DIRECTION:
Transcribe all of the records word for word, but omit the pictures.

[Data listing]
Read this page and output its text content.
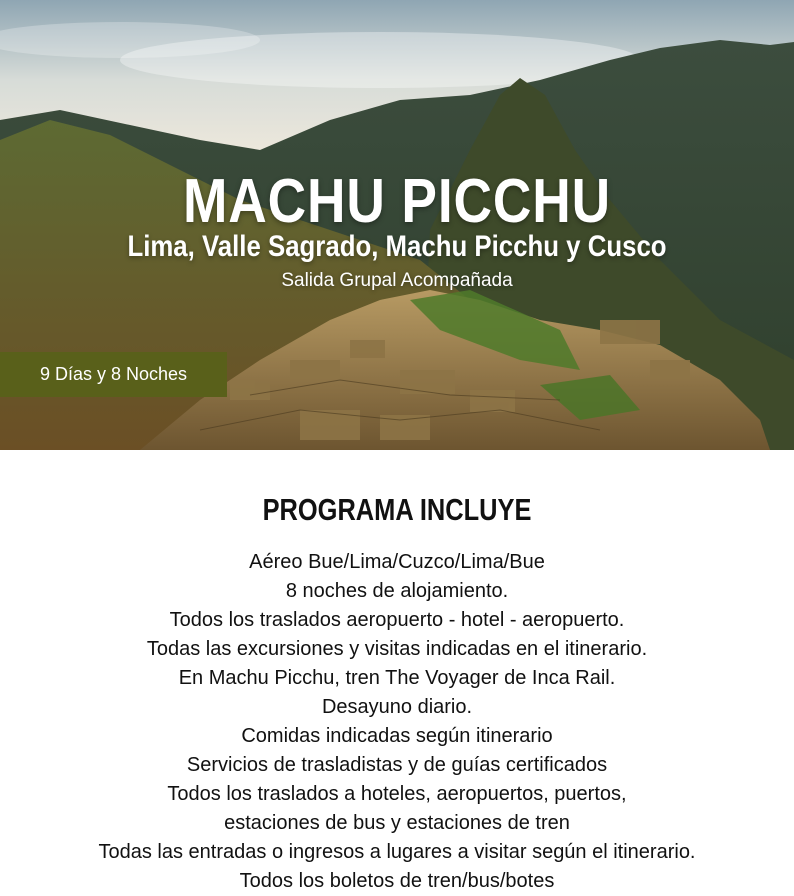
MACHU PICCHU
Lima, Valle Sagrado, Machu Picchu y Cusco
Salida Grupal Acompañada
9 Días y 8 Noches
PROGRAMA INCLUYE
Aéreo Bue/Lima/Cuzco/Lima/Bue
8 noches de alojamiento.
Todos los traslados aeropuerto - hotel - aeropuerto.
Todas las excursiones y visitas indicadas en el itinerario.
En Machu Picchu, tren The Voyager de Inca Rail.
Desayuno diario.
Comidas indicadas según itinerario
Servicios de trasladistas y de guías certificados
Todos los traslados a hoteles, aeropuertos, puertos,
estaciones de bus y estaciones de tren
Todas las entradas o ingresos a lugares a visitar según el itinerario.
Todos los boletos de tren/bus/botes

RESULT BELOW:
Read this page and output its text content.
MACHU PICCHU
Lima, Valle Sagrado, Machu Picchu y Cusco
Salida Grupal Acompañada
9 Días y 8 Noches
PROGRAMA INCLUYE
Aéreo Bue/Lima/Cuzco/Lima/Bue
8 noches de alojamiento.
Todos los traslados aeropuerto - hotel - aeropuerto.
Todas las excursiones y visitas indicadas en el itinerario.
En Machu Picchu, tren The Voyager de Inca Rail.
Desayuno diario.
Comidas indicadas según itinerario
Servicios de trasladistas y de guías certificados
Todos los traslados a hoteles, aeropuertos, puertos,
estaciones de bus y estaciones de tren
Todas las entradas o ingresos a lugares a visitar según el itinerario.
Todos los boletos de tren/bus/botes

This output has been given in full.